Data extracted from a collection
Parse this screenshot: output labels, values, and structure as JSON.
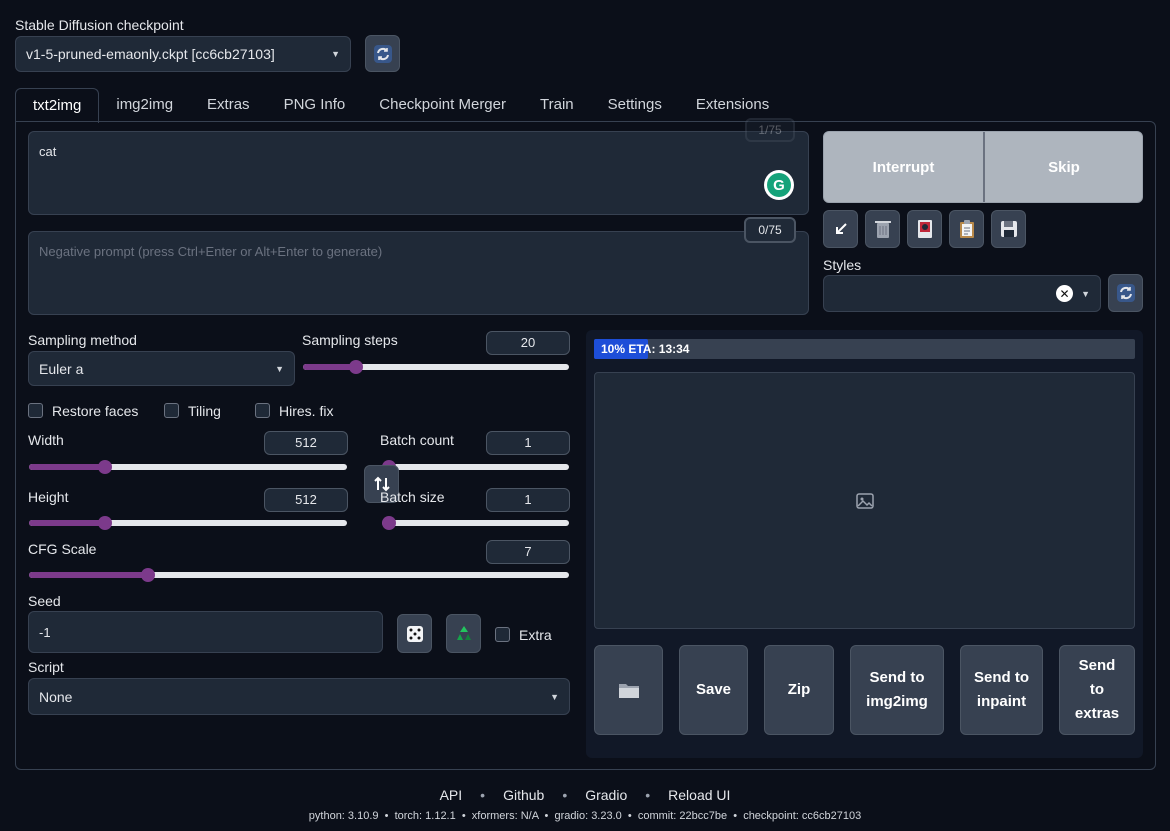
{
  "checkpoint": {
    "label": "Stable Diffusion checkpoint",
    "value": "v1-5-pruned-emaonly.ckpt [cc6cb27103]"
  },
  "tabs": [
    "txt2img",
    "img2img",
    "Extras",
    "PNG Info",
    "Checkpoint Merger",
    "Train",
    "Settings",
    "Extensions"
  ],
  "prompt": {
    "value": "cat",
    "counter": "1/75"
  },
  "negative_prompt": {
    "placeholder": "Negative prompt (press Ctrl+Enter or Alt+Enter to generate)",
    "counter": "0/75"
  },
  "actions": {
    "interrupt": "Interrupt",
    "skip": "Skip"
  },
  "styles": {
    "label": "Styles",
    "value": ""
  },
  "sampling": {
    "method_label": "Sampling method",
    "method_value": "Euler a",
    "steps_label": "Sampling steps",
    "steps_value": "20",
    "steps_fraction": 0.2
  },
  "options": {
    "restore_faces": "Restore faces",
    "tiling": "Tiling",
    "hires_fix": "Hires. fix"
  },
  "width": {
    "label": "Width",
    "value": "512",
    "fraction": 0.24
  },
  "height": {
    "label": "Height",
    "value": "512",
    "fraction": 0.24
  },
  "batch_count": {
    "label": "Batch count",
    "value": "1",
    "fraction": 0.0
  },
  "batch_size": {
    "label": "Batch size",
    "value": "1",
    "fraction": 0.0
  },
  "cfg": {
    "label": "CFG Scale",
    "value": "7",
    "fraction": 0.22
  },
  "seed": {
    "label": "Seed",
    "value": "-1",
    "extra": "Extra"
  },
  "script": {
    "label": "Script",
    "value": "None"
  },
  "progress": {
    "text": "10% ETA: 13:34",
    "fraction": 0.1
  },
  "output_buttons": {
    "save": "Save",
    "zip": "Zip",
    "send_img2img": "Send to img2img",
    "send_inpaint": "Send to inpaint",
    "send_extras": "Send to extras"
  },
  "footer": {
    "links": [
      "API",
      "Github",
      "Gradio",
      "Reload UI"
    ],
    "info": "python: 3.10.9  •  torch: 1.12.1  •  xformers: N/A  •  gradio: 3.23.0  •  commit: 22bcc7be  •  checkpoint: cc6cb27103"
  },
  "colors": {
    "accent": "#7c3a8b",
    "progress": "#1d4ed8",
    "background": "#0b0f19"
  }
}
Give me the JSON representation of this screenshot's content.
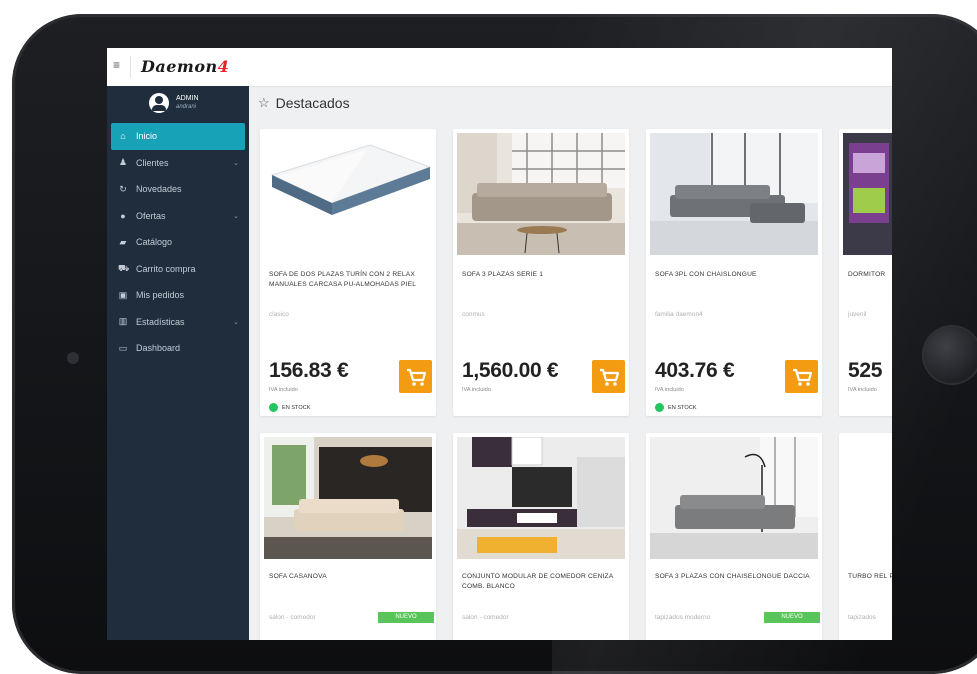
{
  "app": {
    "brand": "Daemon",
    "brand_accent": "4",
    "section_title": "Destacados"
  },
  "user": {
    "name": "ADMIN",
    "sub": "andrani"
  },
  "menu": [
    {
      "label": "Inicio",
      "icon": "home-icon",
      "active": true
    },
    {
      "label": "Clientes",
      "icon": "person-icon",
      "chevron": true
    },
    {
      "label": "Novedades",
      "icon": "refresh-icon"
    },
    {
      "label": "Ofertas",
      "icon": "circle-icon",
      "chevron": true
    },
    {
      "label": "Catálogo",
      "icon": "catalog-icon"
    },
    {
      "label": "Carrito compra",
      "icon": "cart-icon"
    },
    {
      "label": "Mis pedidos",
      "icon": "briefcase-icon"
    },
    {
      "label": "Estadísticas",
      "icon": "bar-chart-icon",
      "chevron": true
    },
    {
      "label": "Dashboard",
      "icon": "monitor-icon"
    }
  ],
  "products_row1": [
    {
      "title": "SOFA DE DOS PLAZAS TURÍN CON 2 RELAX MANUALES CARCASA PU-ALMOHADAS PIEL",
      "category": "clasico",
      "price": "156.83 €",
      "iva": "IVA incluido",
      "stock": "EN STOCK"
    },
    {
      "title": "SOFA 3 PLAZAS SERIE 1",
      "category": "conmus",
      "price": "1,560.00 €",
      "iva": "IVA incluido"
    },
    {
      "title": "SOFA 3PL CON CHAISLONGUE",
      "category": "familia daemon4",
      "price": "403.76 €",
      "iva": "IVA incluido",
      "stock": "EN STOCK"
    },
    {
      "title": "DORMITOR",
      "category": "juvenil",
      "price": "525",
      "iva": "IVA incluido"
    }
  ],
  "products_row2": [
    {
      "title": "SOFA CASANOVA",
      "category": "salon - comedor",
      "badge": "NUEVO"
    },
    {
      "title": "CONJUNTO MODULAR DE COMEDOR CENIZA COMB. BLANCO",
      "category": "salon - comedor"
    },
    {
      "title": "SOFA 3 PLAZAS CON CHAISELONGUE DACCIA",
      "category": "tapizados moderno",
      "badge": "NUEVO"
    },
    {
      "title": "TURBO REL PERLA (CON",
      "category": "tapizados"
    }
  ],
  "colors": {
    "sidebar": "#1f2d3d",
    "active": "#17a2b8",
    "cart_button": "#f39c12",
    "stock_dot": "#22c55e",
    "badge_new": "#58c45a",
    "brand_accent": "#e8232a"
  }
}
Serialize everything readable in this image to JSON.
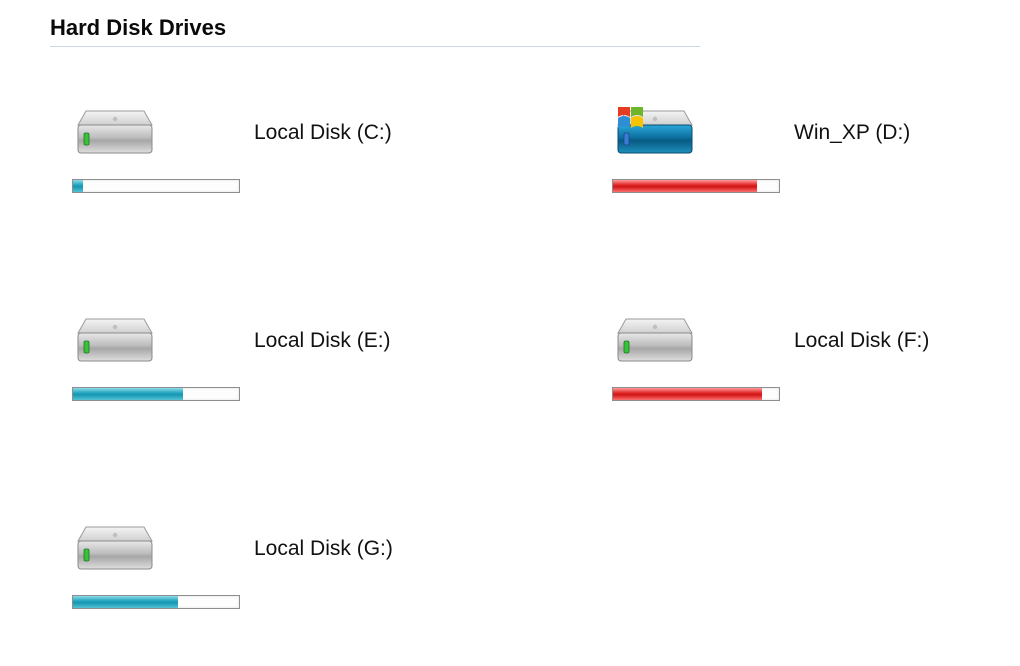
{
  "section": {
    "title": "Hard Disk Drives"
  },
  "drives": [
    {
      "label": "Local Disk (C:)",
      "fill_percent": 6,
      "fill_color": "teal",
      "icon": "disk",
      "led": "green"
    },
    {
      "label": "Win_XP (D:)",
      "fill_percent": 87,
      "fill_color": "red",
      "icon": "disk-windows",
      "led": "blue"
    },
    {
      "label": "Local Disk (E:)",
      "fill_percent": 66,
      "fill_color": "teal",
      "icon": "disk",
      "led": "green"
    },
    {
      "label": "Local Disk (F:)",
      "fill_percent": 90,
      "fill_color": "red",
      "icon": "disk",
      "led": "green"
    },
    {
      "label": "Local Disk (G:)",
      "fill_percent": 63,
      "fill_color": "teal",
      "icon": "disk",
      "led": "green"
    }
  ]
}
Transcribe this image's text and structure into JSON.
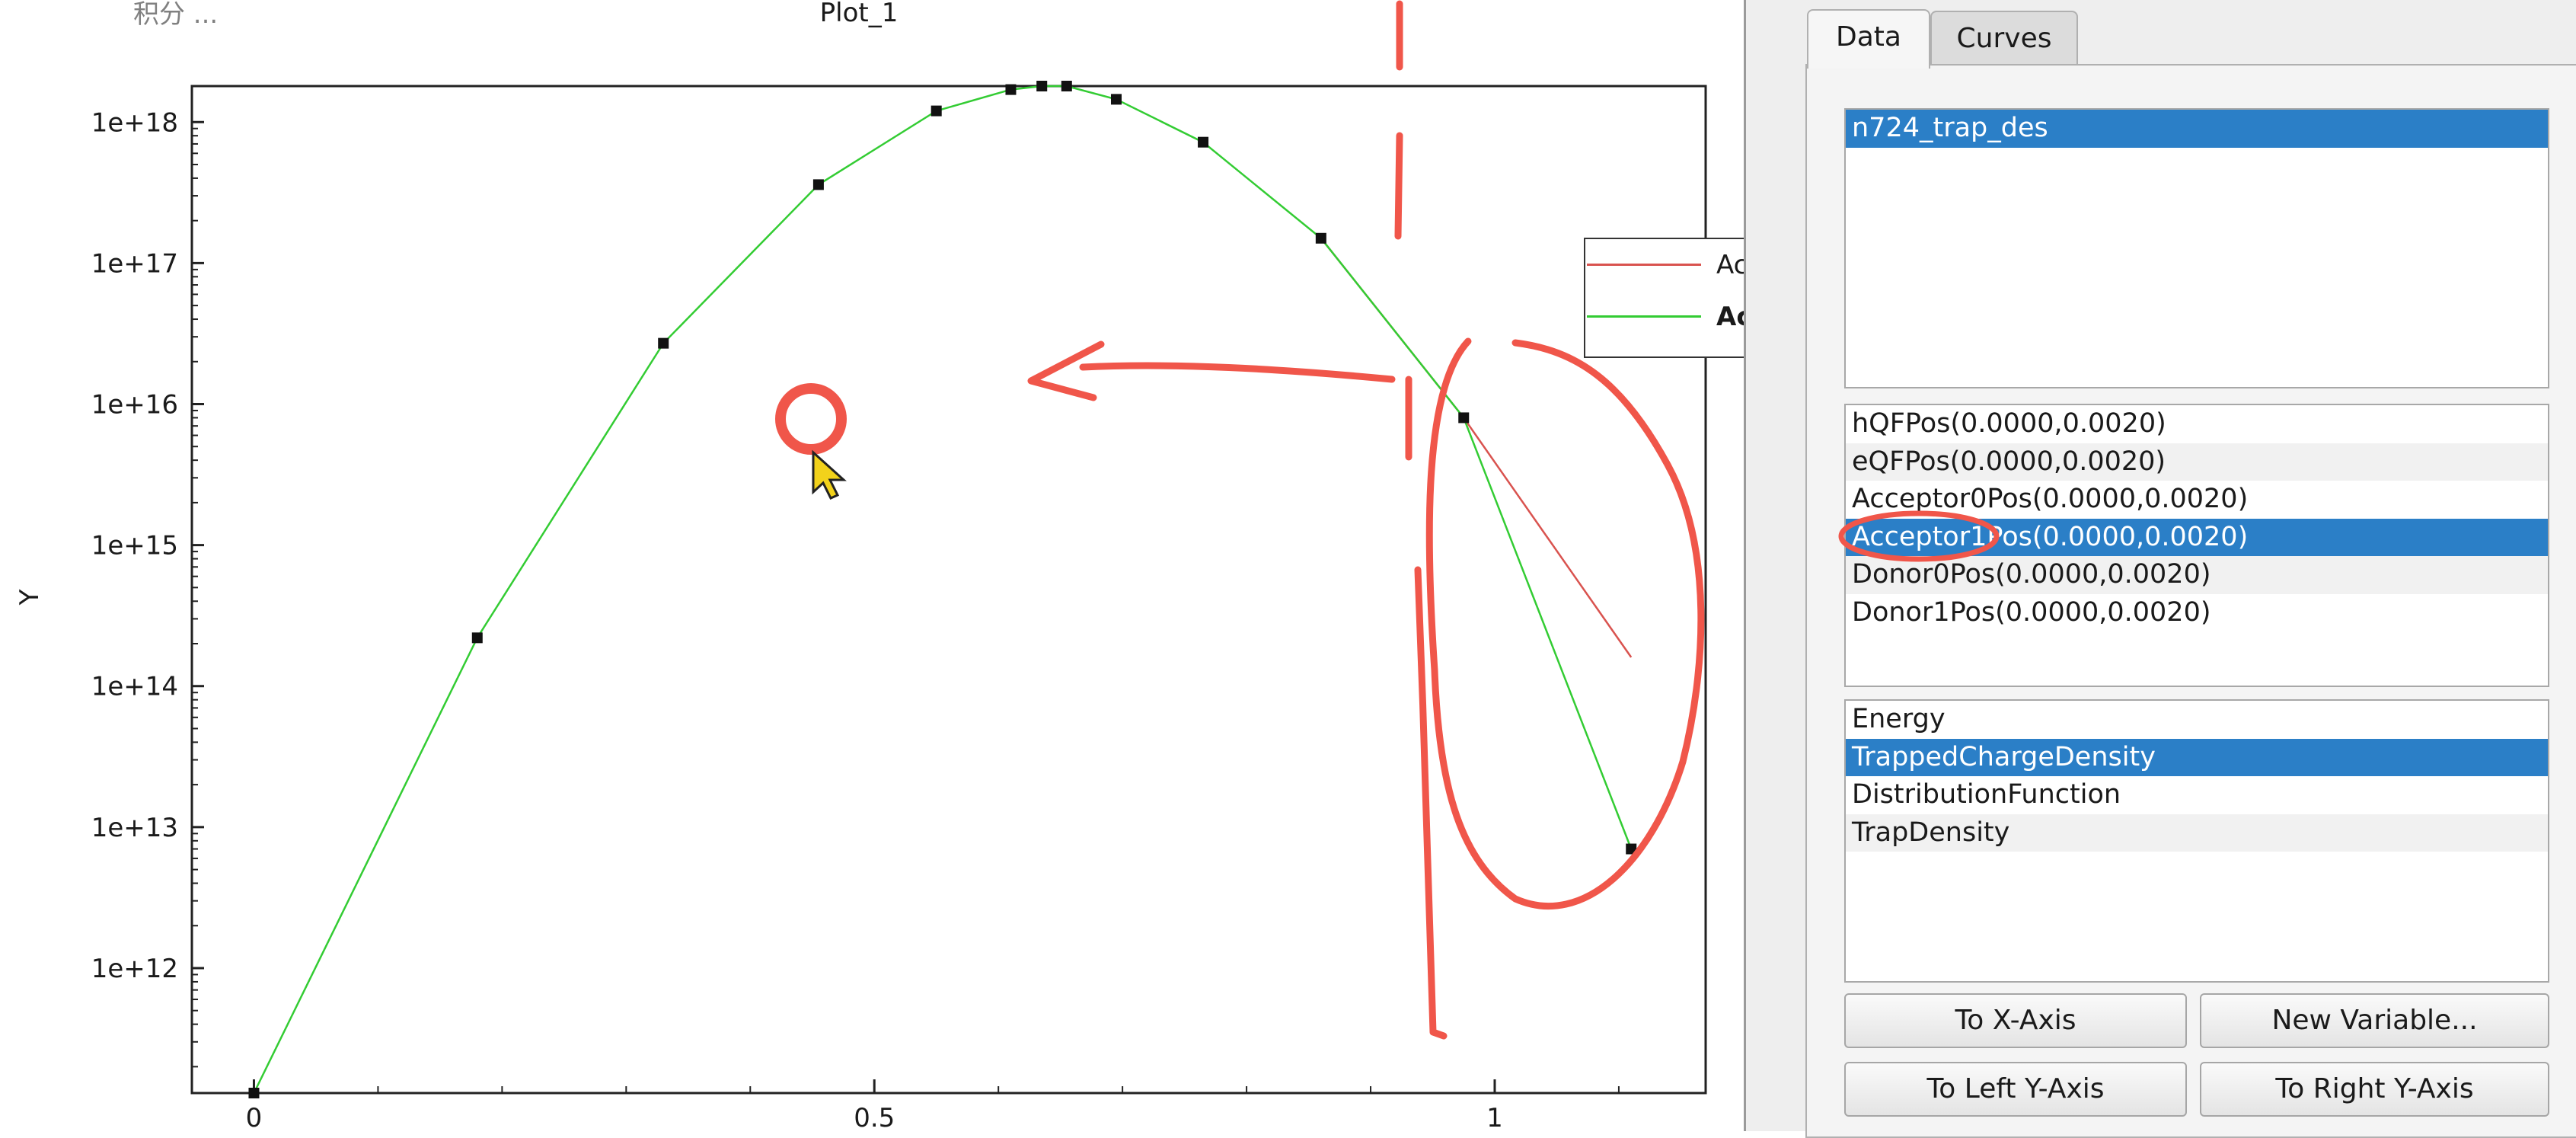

WRITTEN INSTRUCTION -> Copy out every line of the listing that includes the string "price".

RESULT FOR THIS EXERCISE ->
      "price": "156.83 €",
      "price": "1,560.00 €",
      "price": "403.76 €",
      "price": "525",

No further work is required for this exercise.